**Problem:**
Extract and list every line that contains the word "this".

**Data records:**
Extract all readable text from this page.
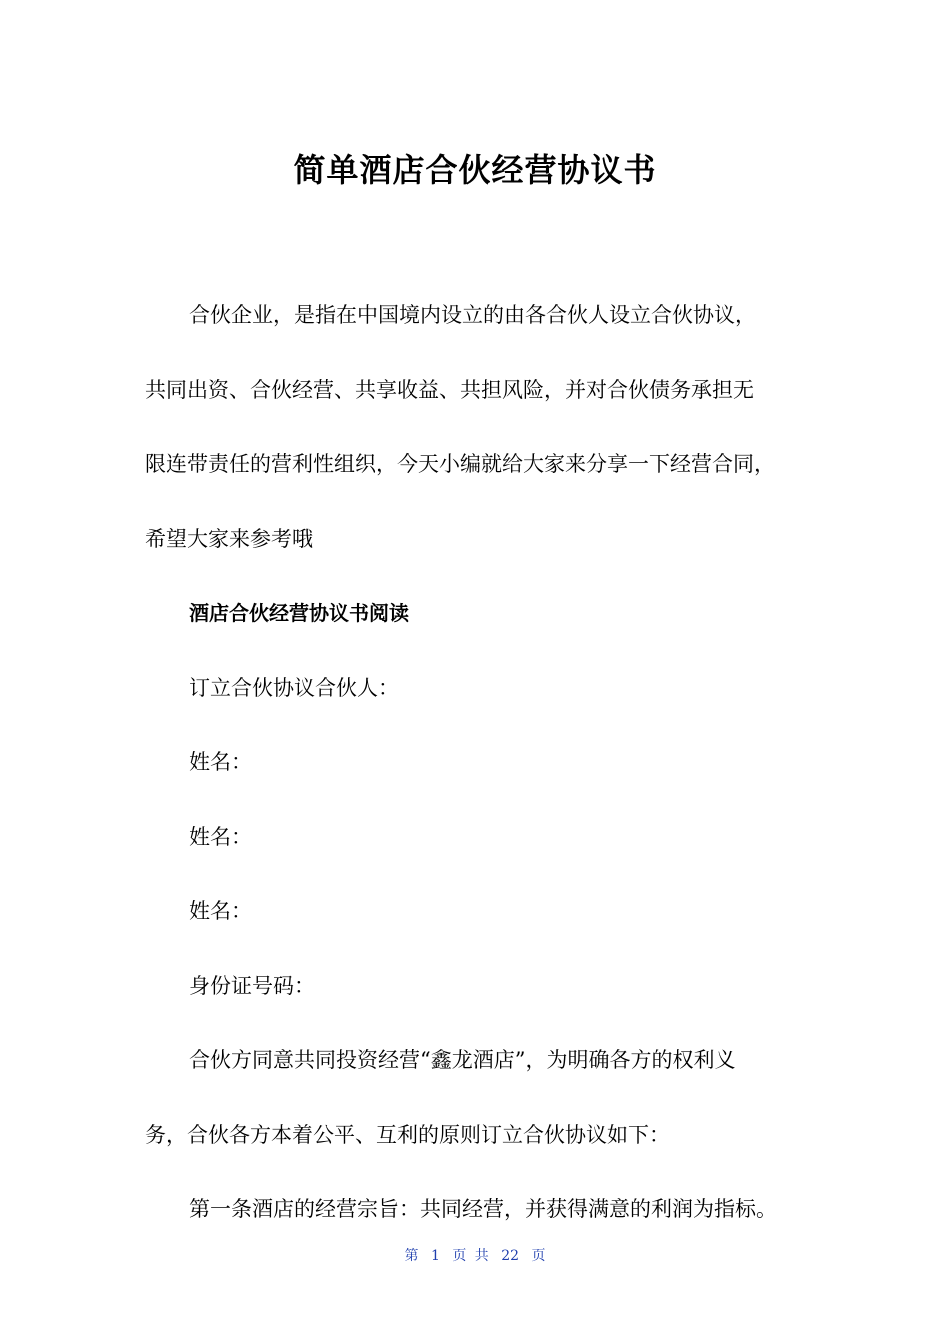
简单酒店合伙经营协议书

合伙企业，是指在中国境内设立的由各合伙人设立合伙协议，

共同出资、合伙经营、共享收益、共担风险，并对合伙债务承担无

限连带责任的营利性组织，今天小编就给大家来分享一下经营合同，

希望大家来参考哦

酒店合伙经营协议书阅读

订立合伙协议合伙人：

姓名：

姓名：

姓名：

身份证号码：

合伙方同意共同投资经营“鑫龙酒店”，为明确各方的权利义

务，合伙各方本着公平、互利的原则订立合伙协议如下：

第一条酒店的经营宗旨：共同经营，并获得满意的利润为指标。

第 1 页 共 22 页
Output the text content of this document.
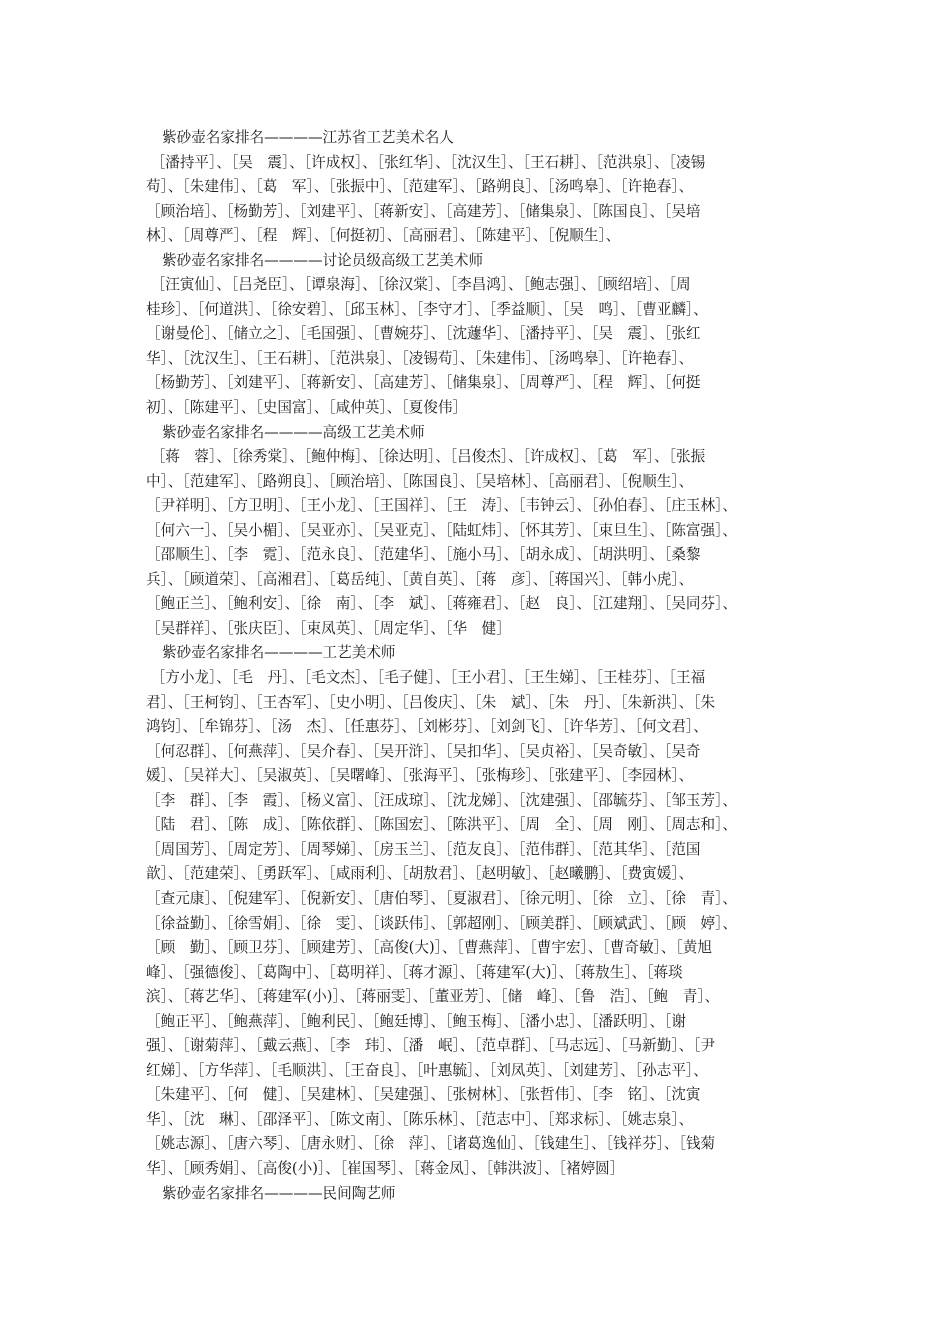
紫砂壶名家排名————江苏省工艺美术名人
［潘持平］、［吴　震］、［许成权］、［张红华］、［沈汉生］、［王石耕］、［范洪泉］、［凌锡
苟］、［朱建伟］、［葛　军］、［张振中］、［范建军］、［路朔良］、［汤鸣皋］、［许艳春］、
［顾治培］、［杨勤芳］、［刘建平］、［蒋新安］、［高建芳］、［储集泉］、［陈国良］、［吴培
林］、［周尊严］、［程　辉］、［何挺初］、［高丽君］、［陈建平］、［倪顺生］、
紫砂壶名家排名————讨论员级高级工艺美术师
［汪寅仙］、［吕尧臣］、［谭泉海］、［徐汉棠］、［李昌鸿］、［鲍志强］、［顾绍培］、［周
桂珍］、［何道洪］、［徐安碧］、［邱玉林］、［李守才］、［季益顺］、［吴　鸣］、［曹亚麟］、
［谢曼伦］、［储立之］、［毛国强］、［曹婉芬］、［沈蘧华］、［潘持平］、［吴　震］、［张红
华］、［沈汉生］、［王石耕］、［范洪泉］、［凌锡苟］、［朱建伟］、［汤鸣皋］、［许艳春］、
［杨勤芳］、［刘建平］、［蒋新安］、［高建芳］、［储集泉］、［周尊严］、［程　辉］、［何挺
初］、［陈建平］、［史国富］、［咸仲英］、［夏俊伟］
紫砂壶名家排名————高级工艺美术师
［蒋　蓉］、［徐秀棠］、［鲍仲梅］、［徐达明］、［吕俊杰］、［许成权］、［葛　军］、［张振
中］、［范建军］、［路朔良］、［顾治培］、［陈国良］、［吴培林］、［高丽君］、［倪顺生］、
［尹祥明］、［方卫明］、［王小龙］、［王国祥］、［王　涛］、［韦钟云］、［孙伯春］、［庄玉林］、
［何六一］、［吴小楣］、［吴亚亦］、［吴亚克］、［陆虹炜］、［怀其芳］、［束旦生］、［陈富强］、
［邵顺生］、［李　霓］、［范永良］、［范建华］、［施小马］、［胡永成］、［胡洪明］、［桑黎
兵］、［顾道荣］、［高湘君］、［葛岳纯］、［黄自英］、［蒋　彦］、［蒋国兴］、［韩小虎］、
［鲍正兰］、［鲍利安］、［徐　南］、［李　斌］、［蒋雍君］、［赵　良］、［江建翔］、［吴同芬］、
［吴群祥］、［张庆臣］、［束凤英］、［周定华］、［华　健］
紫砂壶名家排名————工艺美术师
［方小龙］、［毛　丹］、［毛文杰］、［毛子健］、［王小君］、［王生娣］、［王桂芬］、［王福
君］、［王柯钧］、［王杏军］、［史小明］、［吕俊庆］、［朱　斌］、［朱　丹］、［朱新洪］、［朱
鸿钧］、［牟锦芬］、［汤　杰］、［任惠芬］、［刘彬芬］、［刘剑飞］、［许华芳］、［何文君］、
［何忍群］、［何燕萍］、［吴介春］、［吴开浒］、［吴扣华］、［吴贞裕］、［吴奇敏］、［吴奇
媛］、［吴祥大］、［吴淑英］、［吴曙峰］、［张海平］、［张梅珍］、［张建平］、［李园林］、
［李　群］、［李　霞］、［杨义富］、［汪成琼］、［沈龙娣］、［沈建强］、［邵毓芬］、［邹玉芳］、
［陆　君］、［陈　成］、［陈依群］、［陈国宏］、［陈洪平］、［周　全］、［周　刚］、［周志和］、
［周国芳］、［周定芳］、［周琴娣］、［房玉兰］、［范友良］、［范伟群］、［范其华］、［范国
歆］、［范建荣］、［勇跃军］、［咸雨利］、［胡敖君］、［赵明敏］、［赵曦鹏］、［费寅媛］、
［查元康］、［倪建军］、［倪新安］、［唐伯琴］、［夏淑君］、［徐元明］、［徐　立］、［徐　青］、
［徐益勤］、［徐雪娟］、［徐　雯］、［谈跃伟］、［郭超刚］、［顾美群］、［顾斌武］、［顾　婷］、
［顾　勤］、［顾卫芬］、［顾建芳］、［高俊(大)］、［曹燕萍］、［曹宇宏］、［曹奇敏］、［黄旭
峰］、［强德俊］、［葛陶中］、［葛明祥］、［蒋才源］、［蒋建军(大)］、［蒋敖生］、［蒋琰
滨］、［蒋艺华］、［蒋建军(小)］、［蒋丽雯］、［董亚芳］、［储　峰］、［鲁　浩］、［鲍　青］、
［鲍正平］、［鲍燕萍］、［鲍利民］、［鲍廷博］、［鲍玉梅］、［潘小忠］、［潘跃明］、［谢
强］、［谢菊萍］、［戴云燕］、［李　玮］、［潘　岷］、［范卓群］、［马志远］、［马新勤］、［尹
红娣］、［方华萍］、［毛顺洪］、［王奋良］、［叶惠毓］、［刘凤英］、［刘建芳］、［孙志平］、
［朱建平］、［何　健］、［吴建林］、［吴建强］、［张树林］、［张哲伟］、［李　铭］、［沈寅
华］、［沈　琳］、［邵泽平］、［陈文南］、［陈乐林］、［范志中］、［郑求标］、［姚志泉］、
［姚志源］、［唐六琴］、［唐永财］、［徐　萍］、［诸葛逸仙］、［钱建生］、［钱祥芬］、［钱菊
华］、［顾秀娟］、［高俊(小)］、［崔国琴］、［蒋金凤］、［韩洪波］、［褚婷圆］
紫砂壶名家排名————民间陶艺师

**Complete response:**
Extract all readable text from this page.
Output the text content of this document.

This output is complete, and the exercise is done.